== Information provided

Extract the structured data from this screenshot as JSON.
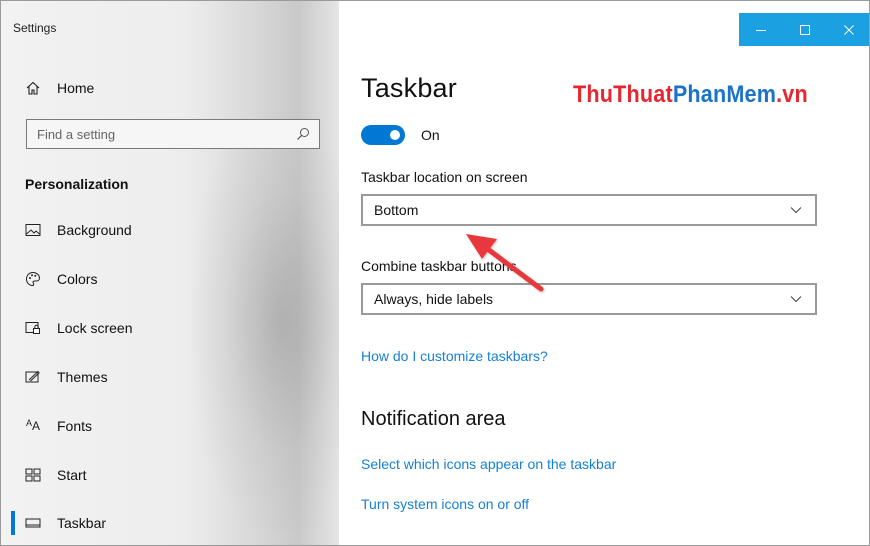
{
  "window": {
    "app_title": "Settings",
    "controls": {
      "minimize": "–",
      "maximize": "☐",
      "close": "✕"
    },
    "accent_color": "#1ba1e2"
  },
  "sidebar": {
    "home_label": "Home",
    "search": {
      "placeholder": "Find a setting",
      "icon": "search-icon"
    },
    "section_header": "Personalization",
    "items": [
      {
        "label": "Background",
        "icon": "picture-icon"
      },
      {
        "label": "Colors",
        "icon": "palette-icon"
      },
      {
        "label": "Lock screen",
        "icon": "lock-screen-icon"
      },
      {
        "label": "Themes",
        "icon": "themes-icon"
      },
      {
        "label": "Fonts",
        "icon": "fonts-icon",
        "icon_text": "AA"
      },
      {
        "label": "Start",
        "icon": "start-icon"
      },
      {
        "label": "Taskbar",
        "icon": "taskbar-icon",
        "active": true
      }
    ],
    "active_indicator_color": "#0078d4"
  },
  "main": {
    "title": "Taskbar",
    "watermark": {
      "part1": "ThuThuat",
      "part2": "PhanMem",
      "part3": ".vn",
      "color1": "#e8262f",
      "color2": "#1a73c8"
    },
    "toggle": {
      "state_label": "On",
      "on": true,
      "color": "#0078d4"
    },
    "location": {
      "label": "Taskbar location on screen",
      "value": "Bottom"
    },
    "combine": {
      "label": "Combine taskbar buttons",
      "value": "Always, hide labels"
    },
    "help_link": "How do I customize taskbars?",
    "notification": {
      "title": "Notification area",
      "links": [
        "Select which icons appear on the taskbar",
        "Turn system icons on or off"
      ]
    },
    "link_color": "#1680d6",
    "annotation_arrow_color": "#e8383d"
  }
}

====

§ Set task
Do not copy the pictures, but repeat every line exactly.

§ Completed task
Extract the structured data from this screenshot as JSON.
{
  "window": {
    "app_title": "Settings",
    "controls": {
      "minimize": "–",
      "maximize": "☐",
      "close": "✕"
    },
    "accent_color": "#1ba1e2"
  },
  "sidebar": {
    "home_label": "Home",
    "search": {
      "placeholder": "Find a setting",
      "icon": "search-icon"
    },
    "section_header": "Personalization",
    "items": [
      {
        "label": "Background",
        "icon": "picture-icon"
      },
      {
        "label": "Colors",
        "icon": "palette-icon"
      },
      {
        "label": "Lock screen",
        "icon": "lock-screen-icon"
      },
      {
        "label": "Themes",
        "icon": "themes-icon"
      },
      {
        "label": "Fonts",
        "icon": "fonts-icon",
        "icon_text": "AA"
      },
      {
        "label": "Start",
        "icon": "start-icon"
      },
      {
        "label": "Taskbar",
        "icon": "taskbar-icon",
        "active": true
      }
    ],
    "active_indicator_color": "#0078d4"
  },
  "main": {
    "title": "Taskbar",
    "watermark": {
      "part1": "ThuThuat",
      "part2": "PhanMem",
      "part3": ".vn",
      "color1": "#e8262f",
      "color2": "#1a73c8"
    },
    "toggle": {
      "state_label": "On",
      "on": true,
      "color": "#0078d4"
    },
    "location": {
      "label": "Taskbar location on screen",
      "value": "Bottom"
    },
    "combine": {
      "label": "Combine taskbar buttons",
      "value": "Always, hide labels"
    },
    "help_link": "How do I customize taskbars?",
    "notification": {
      "title": "Notification area",
      "links": [
        "Select which icons appear on the taskbar",
        "Turn system icons on or off"
      ]
    },
    "link_color": "#1680d6",
    "annotation_arrow_color": "#e8383d"
  }
}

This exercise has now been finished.